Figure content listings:

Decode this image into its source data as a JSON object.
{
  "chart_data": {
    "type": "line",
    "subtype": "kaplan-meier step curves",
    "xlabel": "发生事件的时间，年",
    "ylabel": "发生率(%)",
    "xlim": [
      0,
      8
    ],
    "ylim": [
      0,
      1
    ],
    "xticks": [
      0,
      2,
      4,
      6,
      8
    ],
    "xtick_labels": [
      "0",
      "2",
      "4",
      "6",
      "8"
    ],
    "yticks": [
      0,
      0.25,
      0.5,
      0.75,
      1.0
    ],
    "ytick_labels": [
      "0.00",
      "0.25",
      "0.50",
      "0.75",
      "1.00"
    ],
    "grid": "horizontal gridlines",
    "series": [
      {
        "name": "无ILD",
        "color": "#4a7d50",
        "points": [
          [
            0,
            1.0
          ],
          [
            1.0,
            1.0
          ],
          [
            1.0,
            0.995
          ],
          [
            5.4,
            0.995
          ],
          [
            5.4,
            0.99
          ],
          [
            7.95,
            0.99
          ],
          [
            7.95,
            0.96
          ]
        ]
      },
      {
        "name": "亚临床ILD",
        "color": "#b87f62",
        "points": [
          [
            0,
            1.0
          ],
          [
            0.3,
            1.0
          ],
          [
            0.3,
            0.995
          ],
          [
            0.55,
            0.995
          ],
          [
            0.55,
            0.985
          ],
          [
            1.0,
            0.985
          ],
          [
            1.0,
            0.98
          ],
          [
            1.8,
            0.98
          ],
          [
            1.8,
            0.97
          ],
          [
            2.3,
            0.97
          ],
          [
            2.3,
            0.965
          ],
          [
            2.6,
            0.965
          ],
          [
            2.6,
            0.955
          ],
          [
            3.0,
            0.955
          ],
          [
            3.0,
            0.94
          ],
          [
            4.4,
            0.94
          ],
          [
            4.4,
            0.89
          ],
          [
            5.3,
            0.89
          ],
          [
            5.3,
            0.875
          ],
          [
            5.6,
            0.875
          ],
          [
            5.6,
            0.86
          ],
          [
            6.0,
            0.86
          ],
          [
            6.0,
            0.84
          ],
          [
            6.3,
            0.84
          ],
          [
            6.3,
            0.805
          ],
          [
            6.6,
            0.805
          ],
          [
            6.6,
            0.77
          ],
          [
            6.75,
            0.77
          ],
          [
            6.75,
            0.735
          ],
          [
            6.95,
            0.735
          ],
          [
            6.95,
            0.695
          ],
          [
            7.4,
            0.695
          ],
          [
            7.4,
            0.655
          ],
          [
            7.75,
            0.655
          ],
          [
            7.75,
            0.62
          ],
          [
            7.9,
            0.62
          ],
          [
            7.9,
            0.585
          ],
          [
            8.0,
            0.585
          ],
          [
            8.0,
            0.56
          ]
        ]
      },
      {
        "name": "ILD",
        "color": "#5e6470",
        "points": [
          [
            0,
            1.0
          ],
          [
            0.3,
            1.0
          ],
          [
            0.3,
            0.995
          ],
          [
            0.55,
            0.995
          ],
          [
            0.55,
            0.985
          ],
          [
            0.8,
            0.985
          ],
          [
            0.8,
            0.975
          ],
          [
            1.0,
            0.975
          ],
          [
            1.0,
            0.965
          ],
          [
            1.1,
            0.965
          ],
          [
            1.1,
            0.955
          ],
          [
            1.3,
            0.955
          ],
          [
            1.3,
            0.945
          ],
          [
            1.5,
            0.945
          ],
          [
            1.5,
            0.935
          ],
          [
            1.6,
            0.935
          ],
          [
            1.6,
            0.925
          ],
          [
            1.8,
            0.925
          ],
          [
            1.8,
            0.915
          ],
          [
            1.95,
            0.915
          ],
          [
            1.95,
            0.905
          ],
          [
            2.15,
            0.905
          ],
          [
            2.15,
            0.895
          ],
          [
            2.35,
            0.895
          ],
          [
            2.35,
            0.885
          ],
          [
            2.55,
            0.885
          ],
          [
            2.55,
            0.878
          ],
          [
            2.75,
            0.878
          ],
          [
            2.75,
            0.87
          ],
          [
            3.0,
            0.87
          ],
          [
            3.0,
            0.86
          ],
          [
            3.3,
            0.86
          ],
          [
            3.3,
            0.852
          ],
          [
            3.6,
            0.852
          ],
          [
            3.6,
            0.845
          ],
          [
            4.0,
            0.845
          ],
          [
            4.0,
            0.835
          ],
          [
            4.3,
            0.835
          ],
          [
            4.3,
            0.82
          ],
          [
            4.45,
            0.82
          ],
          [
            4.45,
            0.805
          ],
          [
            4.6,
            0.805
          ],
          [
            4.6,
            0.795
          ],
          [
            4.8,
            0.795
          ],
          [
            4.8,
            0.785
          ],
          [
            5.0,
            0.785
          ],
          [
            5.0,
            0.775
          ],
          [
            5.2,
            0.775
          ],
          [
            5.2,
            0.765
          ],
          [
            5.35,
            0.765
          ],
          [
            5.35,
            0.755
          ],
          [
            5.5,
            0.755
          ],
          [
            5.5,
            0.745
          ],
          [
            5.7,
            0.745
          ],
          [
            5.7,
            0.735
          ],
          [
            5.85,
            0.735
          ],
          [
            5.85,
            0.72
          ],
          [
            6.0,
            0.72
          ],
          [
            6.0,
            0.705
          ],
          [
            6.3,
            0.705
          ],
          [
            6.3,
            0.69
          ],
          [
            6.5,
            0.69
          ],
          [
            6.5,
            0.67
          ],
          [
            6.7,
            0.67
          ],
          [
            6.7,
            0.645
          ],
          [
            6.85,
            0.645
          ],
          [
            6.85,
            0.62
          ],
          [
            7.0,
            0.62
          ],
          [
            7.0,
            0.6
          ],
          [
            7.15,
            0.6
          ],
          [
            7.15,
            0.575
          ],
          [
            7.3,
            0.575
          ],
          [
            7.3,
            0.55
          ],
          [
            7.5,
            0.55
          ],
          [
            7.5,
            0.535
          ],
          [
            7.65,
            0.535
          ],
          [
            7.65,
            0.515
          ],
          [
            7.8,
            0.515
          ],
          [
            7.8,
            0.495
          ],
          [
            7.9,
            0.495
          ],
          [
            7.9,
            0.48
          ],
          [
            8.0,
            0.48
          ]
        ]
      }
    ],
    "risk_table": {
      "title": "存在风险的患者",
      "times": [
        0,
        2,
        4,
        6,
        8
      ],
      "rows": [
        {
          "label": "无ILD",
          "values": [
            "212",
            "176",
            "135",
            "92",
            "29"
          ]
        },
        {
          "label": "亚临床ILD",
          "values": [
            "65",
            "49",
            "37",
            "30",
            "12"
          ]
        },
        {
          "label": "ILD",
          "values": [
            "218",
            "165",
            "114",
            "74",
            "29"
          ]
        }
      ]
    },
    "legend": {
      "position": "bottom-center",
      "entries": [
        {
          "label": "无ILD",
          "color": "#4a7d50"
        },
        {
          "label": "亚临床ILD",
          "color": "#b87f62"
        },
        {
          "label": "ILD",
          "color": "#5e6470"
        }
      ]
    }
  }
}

Aim of the task:
Repeat every record, exactly as written.

Full response:
Decode this image into its source data as a JSON object.
{
  "chart_data": {
    "type": "line",
    "subtype": "kaplan-meier step curves",
    "xlabel": "发生事件的时间，年",
    "ylabel": "发生率(%)",
    "xlim": [
      0,
      8
    ],
    "ylim": [
      0,
      1
    ],
    "xticks": [
      0,
      2,
      4,
      6,
      8
    ],
    "xtick_labels": [
      "0",
      "2",
      "4",
      "6",
      "8"
    ],
    "yticks": [
      0,
      0.25,
      0.5,
      0.75,
      1.0
    ],
    "ytick_labels": [
      "0.00",
      "0.25",
      "0.50",
      "0.75",
      "1.00"
    ],
    "grid": "horizontal gridlines",
    "series": [
      {
        "name": "无ILD",
        "color": "#4a7d50",
        "points": [
          [
            0,
            1.0
          ],
          [
            1.0,
            1.0
          ],
          [
            1.0,
            0.995
          ],
          [
            5.4,
            0.995
          ],
          [
            5.4,
            0.99
          ],
          [
            7.95,
            0.99
          ],
          [
            7.95,
            0.96
          ]
        ]
      },
      {
        "name": "亚临床ILD",
        "color": "#b87f62",
        "points": [
          [
            0,
            1.0
          ],
          [
            0.3,
            1.0
          ],
          [
            0.3,
            0.995
          ],
          [
            0.55,
            0.995
          ],
          [
            0.55,
            0.985
          ],
          [
            1.0,
            0.985
          ],
          [
            1.0,
            0.98
          ],
          [
            1.8,
            0.98
          ],
          [
            1.8,
            0.97
          ],
          [
            2.3,
            0.97
          ],
          [
            2.3,
            0.965
          ],
          [
            2.6,
            0.965
          ],
          [
            2.6,
            0.955
          ],
          [
            3.0,
            0.955
          ],
          [
            3.0,
            0.94
          ],
          [
            4.4,
            0.94
          ],
          [
            4.4,
            0.89
          ],
          [
            5.3,
            0.89
          ],
          [
            5.3,
            0.875
          ],
          [
            5.6,
            0.875
          ],
          [
            5.6,
            0.86
          ],
          [
            6.0,
            0.86
          ],
          [
            6.0,
            0.84
          ],
          [
            6.3,
            0.84
          ],
          [
            6.3,
            0.805
          ],
          [
            6.6,
            0.805
          ],
          [
            6.6,
            0.77
          ],
          [
            6.75,
            0.77
          ],
          [
            6.75,
            0.735
          ],
          [
            6.95,
            0.735
          ],
          [
            6.95,
            0.695
          ],
          [
            7.4,
            0.695
          ],
          [
            7.4,
            0.655
          ],
          [
            7.75,
            0.655
          ],
          [
            7.75,
            0.62
          ],
          [
            7.9,
            0.62
          ],
          [
            7.9,
            0.585
          ],
          [
            8.0,
            0.585
          ],
          [
            8.0,
            0.56
          ]
        ]
      },
      {
        "name": "ILD",
        "color": "#5e6470",
        "points": [
          [
            0,
            1.0
          ],
          [
            0.3,
            1.0
          ],
          [
            0.3,
            0.995
          ],
          [
            0.55,
            0.995
          ],
          [
            0.55,
            0.985
          ],
          [
            0.8,
            0.985
          ],
          [
            0.8,
            0.975
          ],
          [
            1.0,
            0.975
          ],
          [
            1.0,
            0.965
          ],
          [
            1.1,
            0.965
          ],
          [
            1.1,
            0.955
          ],
          [
            1.3,
            0.955
          ],
          [
            1.3,
            0.945
          ],
          [
            1.5,
            0.945
          ],
          [
            1.5,
            0.935
          ],
          [
            1.6,
            0.935
          ],
          [
            1.6,
            0.925
          ],
          [
            1.8,
            0.925
          ],
          [
            1.8,
            0.915
          ],
          [
            1.95,
            0.915
          ],
          [
            1.95,
            0.905
          ],
          [
            2.15,
            0.905
          ],
          [
            2.15,
            0.895
          ],
          [
            2.35,
            0.895
          ],
          [
            2.35,
            0.885
          ],
          [
            2.55,
            0.885
          ],
          [
            2.55,
            0.878
          ],
          [
            2.75,
            0.878
          ],
          [
            2.75,
            0.87
          ],
          [
            3.0,
            0.87
          ],
          [
            3.0,
            0.86
          ],
          [
            3.3,
            0.86
          ],
          [
            3.3,
            0.852
          ],
          [
            3.6,
            0.852
          ],
          [
            3.6,
            0.845
          ],
          [
            4.0,
            0.845
          ],
          [
            4.0,
            0.835
          ],
          [
            4.3,
            0.835
          ],
          [
            4.3,
            0.82
          ],
          [
            4.45,
            0.82
          ],
          [
            4.45,
            0.805
          ],
          [
            4.6,
            0.805
          ],
          [
            4.6,
            0.795
          ],
          [
            4.8,
            0.795
          ],
          [
            4.8,
            0.785
          ],
          [
            5.0,
            0.785
          ],
          [
            5.0,
            0.775
          ],
          [
            5.2,
            0.775
          ],
          [
            5.2,
            0.765
          ],
          [
            5.35,
            0.765
          ],
          [
            5.35,
            0.755
          ],
          [
            5.5,
            0.755
          ],
          [
            5.5,
            0.745
          ],
          [
            5.7,
            0.745
          ],
          [
            5.7,
            0.735
          ],
          [
            5.85,
            0.735
          ],
          [
            5.85,
            0.72
          ],
          [
            6.0,
            0.72
          ],
          [
            6.0,
            0.705
          ],
          [
            6.3,
            0.705
          ],
          [
            6.3,
            0.69
          ],
          [
            6.5,
            0.69
          ],
          [
            6.5,
            0.67
          ],
          [
            6.7,
            0.67
          ],
          [
            6.7,
            0.645
          ],
          [
            6.85,
            0.645
          ],
          [
            6.85,
            0.62
          ],
          [
            7.0,
            0.62
          ],
          [
            7.0,
            0.6
          ],
          [
            7.15,
            0.6
          ],
          [
            7.15,
            0.575
          ],
          [
            7.3,
            0.575
          ],
          [
            7.3,
            0.55
          ],
          [
            7.5,
            0.55
          ],
          [
            7.5,
            0.535
          ],
          [
            7.65,
            0.535
          ],
          [
            7.65,
            0.515
          ],
          [
            7.8,
            0.515
          ],
          [
            7.8,
            0.495
          ],
          [
            7.9,
            0.495
          ],
          [
            7.9,
            0.48
          ],
          [
            8.0,
            0.48
          ]
        ]
      }
    ],
    "risk_table": {
      "title": "存在风险的患者",
      "times": [
        0,
        2,
        4,
        6,
        8
      ],
      "rows": [
        {
          "label": "无ILD",
          "values": [
            "212",
            "176",
            "135",
            "92",
            "29"
          ]
        },
        {
          "label": "亚临床ILD",
          "values": [
            "65",
            "49",
            "37",
            "30",
            "12"
          ]
        },
        {
          "label": "ILD",
          "values": [
            "218",
            "165",
            "114",
            "74",
            "29"
          ]
        }
      ]
    },
    "legend": {
      "position": "bottom-center",
      "entries": [
        {
          "label": "无ILD",
          "color": "#4a7d50"
        },
        {
          "label": "亚临床ILD",
          "color": "#b87f62"
        },
        {
          "label": "ILD",
          "color": "#5e6470"
        }
      ]
    }
  }
}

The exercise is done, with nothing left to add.